Given request »
Determine which lines of the records include the word "this", and copy them.

[Saved data entries]
'''
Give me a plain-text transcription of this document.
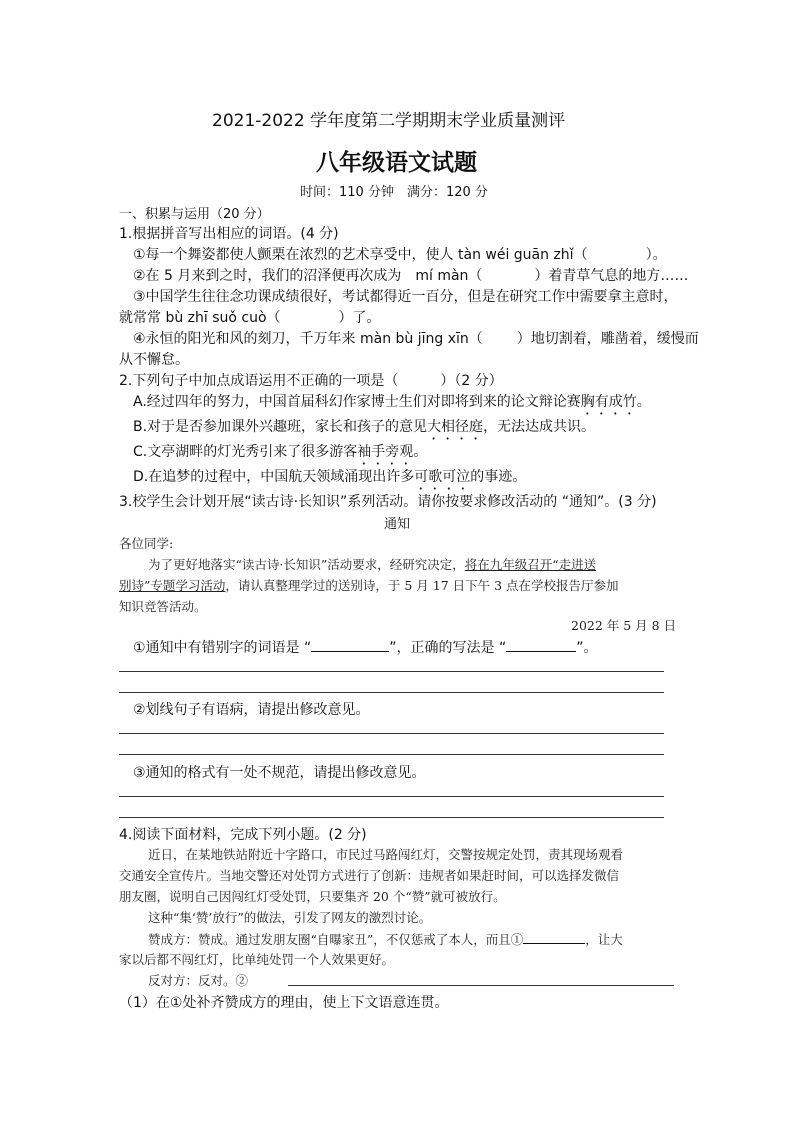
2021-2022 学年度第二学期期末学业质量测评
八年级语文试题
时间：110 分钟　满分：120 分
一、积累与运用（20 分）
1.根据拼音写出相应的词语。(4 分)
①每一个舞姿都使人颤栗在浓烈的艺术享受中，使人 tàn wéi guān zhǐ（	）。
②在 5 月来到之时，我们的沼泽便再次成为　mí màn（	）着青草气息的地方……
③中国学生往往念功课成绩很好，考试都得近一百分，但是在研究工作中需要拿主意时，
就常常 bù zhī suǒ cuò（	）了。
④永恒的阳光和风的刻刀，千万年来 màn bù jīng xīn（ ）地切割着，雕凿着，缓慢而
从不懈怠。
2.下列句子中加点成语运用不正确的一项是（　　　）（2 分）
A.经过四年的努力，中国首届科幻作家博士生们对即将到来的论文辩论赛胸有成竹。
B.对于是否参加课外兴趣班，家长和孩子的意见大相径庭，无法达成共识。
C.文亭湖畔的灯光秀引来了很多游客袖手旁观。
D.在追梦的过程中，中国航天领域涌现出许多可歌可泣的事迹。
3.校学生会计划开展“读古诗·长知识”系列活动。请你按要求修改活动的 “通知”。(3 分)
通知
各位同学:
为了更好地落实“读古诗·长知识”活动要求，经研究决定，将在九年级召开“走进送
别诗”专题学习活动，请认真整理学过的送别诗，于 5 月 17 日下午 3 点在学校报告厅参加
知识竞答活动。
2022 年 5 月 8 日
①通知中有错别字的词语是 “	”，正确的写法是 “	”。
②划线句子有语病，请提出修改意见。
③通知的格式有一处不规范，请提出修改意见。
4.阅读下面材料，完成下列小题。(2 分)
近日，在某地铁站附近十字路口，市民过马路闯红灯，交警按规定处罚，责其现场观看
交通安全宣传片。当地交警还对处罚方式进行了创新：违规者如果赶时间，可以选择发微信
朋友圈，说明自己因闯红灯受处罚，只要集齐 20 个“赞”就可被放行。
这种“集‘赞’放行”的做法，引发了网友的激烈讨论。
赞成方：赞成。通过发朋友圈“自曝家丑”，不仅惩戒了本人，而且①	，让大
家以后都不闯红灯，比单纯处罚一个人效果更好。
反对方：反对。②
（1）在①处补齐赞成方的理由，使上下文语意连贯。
'''
'''
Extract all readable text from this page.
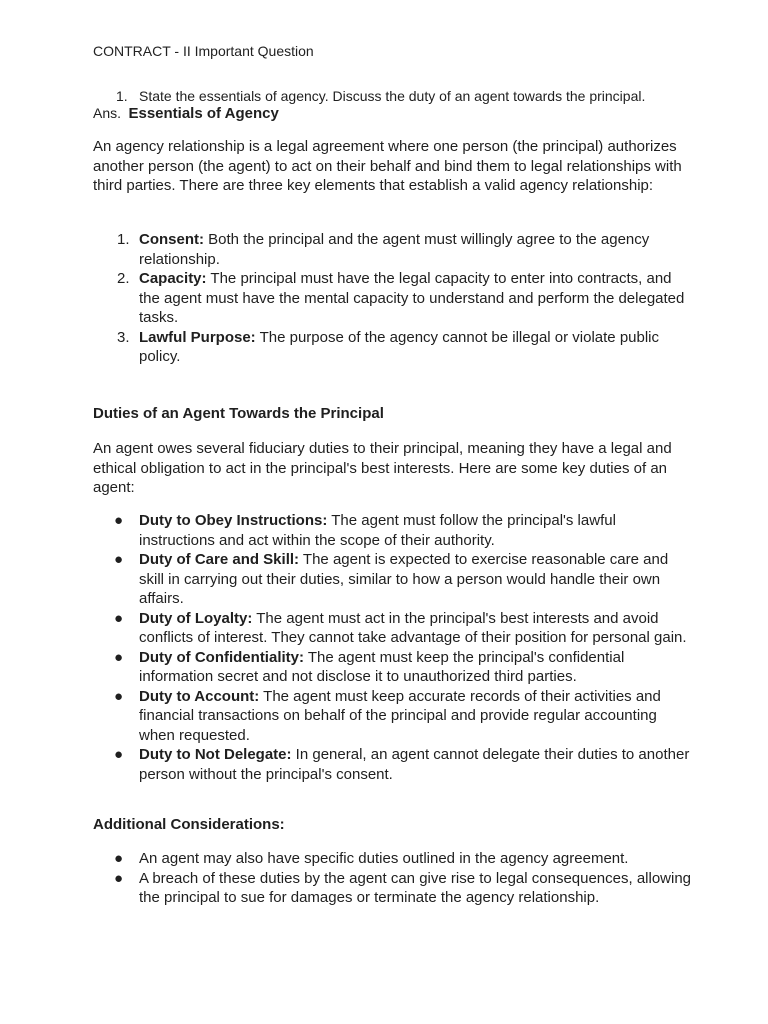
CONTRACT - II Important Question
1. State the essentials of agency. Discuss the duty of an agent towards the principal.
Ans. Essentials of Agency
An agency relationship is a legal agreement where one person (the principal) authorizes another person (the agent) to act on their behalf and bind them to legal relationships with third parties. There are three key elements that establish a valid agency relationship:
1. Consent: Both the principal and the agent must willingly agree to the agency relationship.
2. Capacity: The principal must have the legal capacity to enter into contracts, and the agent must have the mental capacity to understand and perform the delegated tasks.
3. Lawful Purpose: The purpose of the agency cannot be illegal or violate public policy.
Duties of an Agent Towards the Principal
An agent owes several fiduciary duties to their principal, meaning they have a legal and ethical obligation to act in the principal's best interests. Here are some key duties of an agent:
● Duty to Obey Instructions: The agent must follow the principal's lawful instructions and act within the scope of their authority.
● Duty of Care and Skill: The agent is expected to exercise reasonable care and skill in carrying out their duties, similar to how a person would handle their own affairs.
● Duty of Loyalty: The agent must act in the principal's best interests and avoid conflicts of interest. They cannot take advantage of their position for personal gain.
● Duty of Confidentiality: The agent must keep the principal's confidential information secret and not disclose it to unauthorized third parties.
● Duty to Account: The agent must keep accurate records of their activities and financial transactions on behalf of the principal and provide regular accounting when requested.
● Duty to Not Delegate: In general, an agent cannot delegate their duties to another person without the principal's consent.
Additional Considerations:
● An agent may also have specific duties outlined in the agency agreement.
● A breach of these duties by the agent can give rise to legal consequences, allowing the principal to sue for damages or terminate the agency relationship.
'''
In response »
Give me a plain-text transcription of this document.
Extract all readable text from this page.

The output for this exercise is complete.